-- PROMPT --
Reproduce all of the data exactly, with no line skipped.

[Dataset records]
================

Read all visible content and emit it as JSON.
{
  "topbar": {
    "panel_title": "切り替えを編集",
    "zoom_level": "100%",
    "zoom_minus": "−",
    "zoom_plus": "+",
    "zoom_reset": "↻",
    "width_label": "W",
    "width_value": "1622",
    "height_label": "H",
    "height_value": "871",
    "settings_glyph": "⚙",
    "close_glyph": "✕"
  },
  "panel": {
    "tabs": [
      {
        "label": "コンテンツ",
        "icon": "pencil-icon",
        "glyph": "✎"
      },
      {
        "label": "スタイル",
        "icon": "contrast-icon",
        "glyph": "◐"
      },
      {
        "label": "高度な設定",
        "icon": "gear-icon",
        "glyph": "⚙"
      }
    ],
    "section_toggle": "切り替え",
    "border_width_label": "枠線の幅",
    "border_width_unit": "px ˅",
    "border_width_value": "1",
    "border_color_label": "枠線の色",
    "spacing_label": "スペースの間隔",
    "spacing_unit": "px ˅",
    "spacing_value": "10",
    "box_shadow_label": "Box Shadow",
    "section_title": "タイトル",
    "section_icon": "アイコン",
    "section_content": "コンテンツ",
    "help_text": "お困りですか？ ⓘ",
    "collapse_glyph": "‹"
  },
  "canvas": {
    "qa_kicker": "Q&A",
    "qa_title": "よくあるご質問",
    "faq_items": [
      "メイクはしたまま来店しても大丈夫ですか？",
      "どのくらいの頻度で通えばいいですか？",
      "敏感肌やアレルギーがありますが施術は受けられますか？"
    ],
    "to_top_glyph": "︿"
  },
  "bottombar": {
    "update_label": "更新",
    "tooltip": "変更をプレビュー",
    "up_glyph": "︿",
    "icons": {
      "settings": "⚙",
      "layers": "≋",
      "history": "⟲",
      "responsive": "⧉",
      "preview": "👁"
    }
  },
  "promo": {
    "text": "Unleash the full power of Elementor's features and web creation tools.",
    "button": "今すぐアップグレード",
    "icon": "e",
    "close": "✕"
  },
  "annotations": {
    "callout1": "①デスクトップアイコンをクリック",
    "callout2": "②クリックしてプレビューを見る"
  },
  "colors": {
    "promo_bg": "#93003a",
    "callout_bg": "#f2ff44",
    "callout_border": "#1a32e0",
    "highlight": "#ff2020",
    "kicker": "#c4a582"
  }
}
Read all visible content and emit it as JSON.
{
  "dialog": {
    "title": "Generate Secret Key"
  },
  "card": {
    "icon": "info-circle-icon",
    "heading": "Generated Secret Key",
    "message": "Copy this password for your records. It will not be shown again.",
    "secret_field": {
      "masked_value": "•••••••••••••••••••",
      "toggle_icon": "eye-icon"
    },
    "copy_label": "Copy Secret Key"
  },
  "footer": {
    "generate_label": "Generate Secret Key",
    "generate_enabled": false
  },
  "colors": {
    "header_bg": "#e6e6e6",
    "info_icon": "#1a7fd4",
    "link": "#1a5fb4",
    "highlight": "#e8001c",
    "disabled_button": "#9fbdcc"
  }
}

================

-- RESULT OF THIS EXERCISE --
Read all visible content and emit it as JSON.
{
  "topbar": {
    "panel_title": "切り替えを編集",
    "zoom_level": "100%",
    "zoom_minus": "−",
    "zoom_plus": "+",
    "zoom_reset": "↻",
    "width_label": "W",
    "width_value": "1622",
    "height_label": "H",
    "height_value": "871",
    "settings_glyph": "⚙",
    "close_glyph": "✕"
  },
  "panel": {
    "tabs": [
      {
        "label": "コンテンツ",
        "icon": "pencil-icon",
        "glyph": "✎"
      },
      {
        "label": "スタイル",
        "icon": "contrast-icon",
        "glyph": "◐"
      },
      {
        "label": "高度な設定",
        "icon": "gear-icon",
        "glyph": "⚙"
      }
    ],
    "section_toggle": "切り替え",
    "border_width_label": "枠線の幅",
    "border_width_unit": "px ˅",
    "border_width_value": "1",
    "border_color_label": "枠線の色",
    "spacing_label": "スペースの間隔",
    "spacing_unit": "px ˅",
    "spacing_value": "10",
    "box_shadow_label": "Box Shadow",
    "section_title": "タイトル",
    "section_icon": "アイコン",
    "section_content": "コンテンツ",
    "help_text": "お困りですか？ ⓘ",
    "collapse_glyph": "‹"
  },
  "canvas": {
    "qa_kicker": "Q&A",
    "qa_title": "よくあるご質問",
    "faq_items": [
      "メイクはしたまま来店しても大丈夫ですか？",
      "どのくらいの頻度で通えばいいですか？",
      "敏感肌やアレルギーがありますが施術は受けられますか？"
    ],
    "to_top_glyph": "︿"
  },
  "bottombar": {
    "update_label": "更新",
    "tooltip": "変更をプレビュー",
    "up_glyph": "︿",
    "icons": {
      "settings": "⚙",
      "layers": "≋",
      "history": "⟲",
      "responsive": "⧉",
      "preview": "👁"
    }
  },
  "promo": {
    "text": "Unleash the full power of Elementor's features and web creation tools.",
    "button": "今すぐアップグレード",
    "icon": "e",
    "close": "✕"
  },
  "annotations": {
    "callout1": "①デスクトップアイコンをクリック",
    "callout2": "②クリックしてプレビューを見る"
  },
  "colors": {
    "promo_bg": "#93003a",
    "callout_bg": "#f2ff44",
    "callout_border": "#1a32e0",
    "highlight": "#ff2020",
    "kicker": "#c4a582"
  }
}
Read all visible content and emit it as JSON.
{
  "dialog": {
    "title": "Generate Secret Key"
  },
  "card": {
    "icon": "info-circle-icon",
    "heading": "Generated Secret Key",
    "message": "Copy this password for your records. It will not be shown again.",
    "secret_field": {
      "masked_value": "•••••••••••••••••••",
      "toggle_icon": "eye-icon"
    },
    "copy_label": "Copy Secret Key"
  },
  "footer": {
    "generate_label": "Generate Secret Key",
    "generate_enabled": false
  },
  "colors": {
    "header_bg": "#e6e6e6",
    "info_icon": "#1a7fd4",
    "link": "#1a5fb4",
    "highlight": "#e8001c",
    "disabled_button": "#9fbdcc"
  }
}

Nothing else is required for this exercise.